Instructions to follow — Write the data out again, character for character, with no images.

Recorded data —
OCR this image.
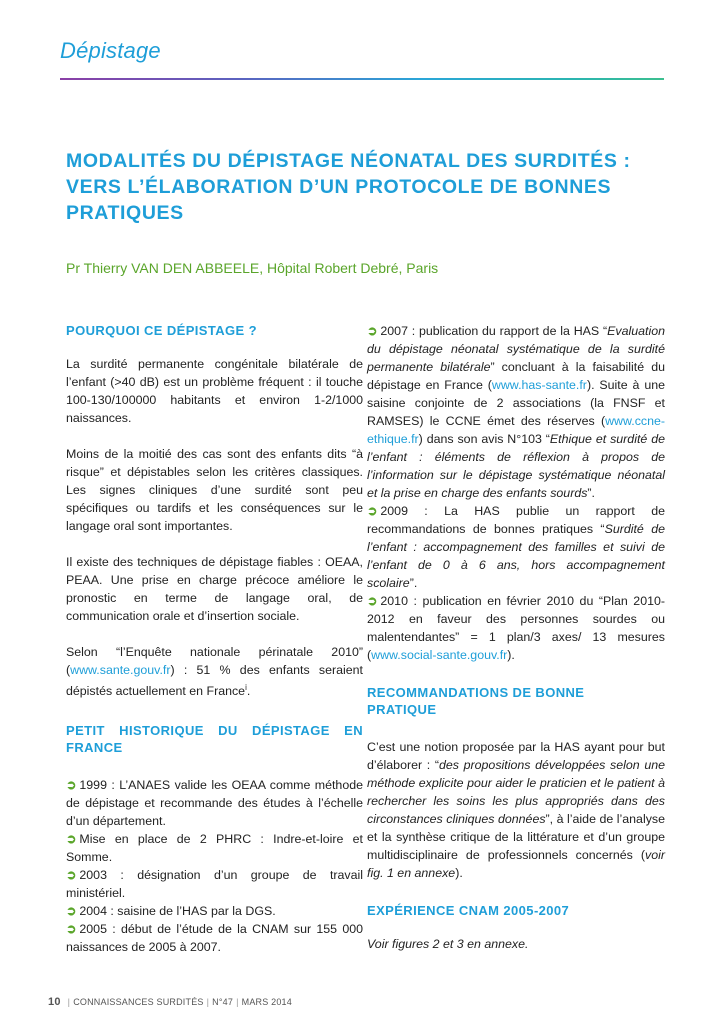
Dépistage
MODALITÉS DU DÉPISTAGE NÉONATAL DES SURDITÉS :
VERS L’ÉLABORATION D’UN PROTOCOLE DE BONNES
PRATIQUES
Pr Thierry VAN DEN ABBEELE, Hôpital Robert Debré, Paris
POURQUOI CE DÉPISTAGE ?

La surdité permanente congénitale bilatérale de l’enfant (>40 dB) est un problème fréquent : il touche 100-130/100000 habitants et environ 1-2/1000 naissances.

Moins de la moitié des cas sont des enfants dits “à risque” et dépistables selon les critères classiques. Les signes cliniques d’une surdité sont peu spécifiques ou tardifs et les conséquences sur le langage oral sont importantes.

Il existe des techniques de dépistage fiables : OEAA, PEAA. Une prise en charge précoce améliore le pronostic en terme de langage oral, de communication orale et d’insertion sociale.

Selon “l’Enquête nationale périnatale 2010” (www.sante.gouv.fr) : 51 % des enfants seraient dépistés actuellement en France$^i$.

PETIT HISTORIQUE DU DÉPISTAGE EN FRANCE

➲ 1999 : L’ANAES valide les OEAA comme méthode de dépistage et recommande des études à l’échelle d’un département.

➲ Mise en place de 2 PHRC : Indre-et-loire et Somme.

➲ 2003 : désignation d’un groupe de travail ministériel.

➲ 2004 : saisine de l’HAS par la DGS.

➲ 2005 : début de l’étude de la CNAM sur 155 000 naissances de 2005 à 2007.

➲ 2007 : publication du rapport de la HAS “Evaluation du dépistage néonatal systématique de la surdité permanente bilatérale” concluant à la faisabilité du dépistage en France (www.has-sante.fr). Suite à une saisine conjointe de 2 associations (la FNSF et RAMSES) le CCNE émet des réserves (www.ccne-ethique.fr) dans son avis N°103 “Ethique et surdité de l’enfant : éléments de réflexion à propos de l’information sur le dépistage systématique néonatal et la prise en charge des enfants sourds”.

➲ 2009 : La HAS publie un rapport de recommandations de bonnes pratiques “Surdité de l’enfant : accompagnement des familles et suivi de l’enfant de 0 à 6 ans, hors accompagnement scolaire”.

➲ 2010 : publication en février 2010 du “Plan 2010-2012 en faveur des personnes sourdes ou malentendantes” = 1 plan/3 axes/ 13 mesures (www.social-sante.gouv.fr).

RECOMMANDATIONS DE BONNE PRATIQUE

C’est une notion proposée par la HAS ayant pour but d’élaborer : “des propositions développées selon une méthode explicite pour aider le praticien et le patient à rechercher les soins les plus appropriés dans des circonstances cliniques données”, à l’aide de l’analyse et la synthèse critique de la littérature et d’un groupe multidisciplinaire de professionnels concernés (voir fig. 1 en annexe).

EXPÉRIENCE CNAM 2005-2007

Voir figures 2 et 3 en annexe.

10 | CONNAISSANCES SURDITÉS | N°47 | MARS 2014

Result of the exercise —
OCR this image.
Dépistage
MODALITÉS DU DÉPISTAGE NÉONATAL DES SURDITÉS :
VERS L’ÉLABORATION D’UN PROTOCOLE DE BONNES
PRATIQUES
Pr Thierry VAN DEN ABBEELE, Hôpital Robert Debré, Paris
POURQUOI CE DÉPISTAGE ?

La surdité permanente congénitale bilatérale de l’enfant (>40 dB) est un problème fréquent : il touche 100-130/100000 habitants et environ 1-2/1000 naissances.

Moins de la moitié des cas sont des enfants dits “à risque” et dépistables selon les critères classiques. Les signes cliniques d’une surdité sont peu spécifiques ou tardifs et les conséquences sur le langage oral sont importantes.

Il existe des techniques de dépistage fiables : OEAA, PEAA. Une prise en charge précoce améliore le pronostic en terme de langage oral, de communication orale et d’insertion sociale.

Selon “l’Enquête nationale périnatale 2010” (www.sante.gouv.fr) : 51 % des enfants seraient dépistés actuellement en France$^i$.

PETIT HISTORIQUE DU DÉPISTAGE EN FRANCE

➲ 1999 : L’ANAES valide les OEAA comme méthode de dépistage et recommande des études à l’échelle d’un département.

➲ Mise en place de 2 PHRC : Indre-et-loire et Somme.

➲ 2003 : désignation d’un groupe de travail ministériel.

➲ 2004 : saisine de l’HAS par la DGS.

➲ 2005 : début de l’étude de la CNAM sur 155 000 naissances de 2005 à 2007.

➲ 2007 : publication du rapport de la HAS “Evaluation du dépistage néonatal systématique de la surdité permanente bilatérale” concluant à la faisabilité du dépistage en France (www.has-sante.fr). Suite à une saisine conjointe de 2 associations (la FNSF et RAMSES) le CCNE émet des réserves (www.ccne-ethique.fr) dans son avis N°103 “Ethique et surdité de l’enfant : éléments de réflexion à propos de l’information sur le dépistage systématique néonatal et la prise en charge des enfants sourds”.

➲ 2009 : La HAS publie un rapport de recommandations de bonnes pratiques “Surdité de l’enfant : accompagnement des familles et suivi de l’enfant de 0 à 6 ans, hors accompagnement scolaire”.

➲ 2010 : publication en février 2010 du “Plan 2010-2012 en faveur des personnes sourdes ou malentendantes” = 1 plan/3 axes/ 13 mesures (www.social-sante.gouv.fr).

RECOMMANDATIONS DE BONNE PRATIQUE

C’est une notion proposée par la HAS ayant pour but d’élaborer : “des propositions développées selon une méthode explicite pour aider le praticien et le patient à rechercher les soins les plus appropriés dans des circonstances cliniques données”, à l’aide de l’analyse et la synthèse critique de la littérature et d’un groupe multidisciplinaire de professionnels concernés (voir fig. 1 en annexe).

EXPÉRIENCE CNAM 2005-2007

Voir figures 2 et 3 en annexe.

10 | CONNAISSANCES SURDITÉS | N°47 | MARS 2014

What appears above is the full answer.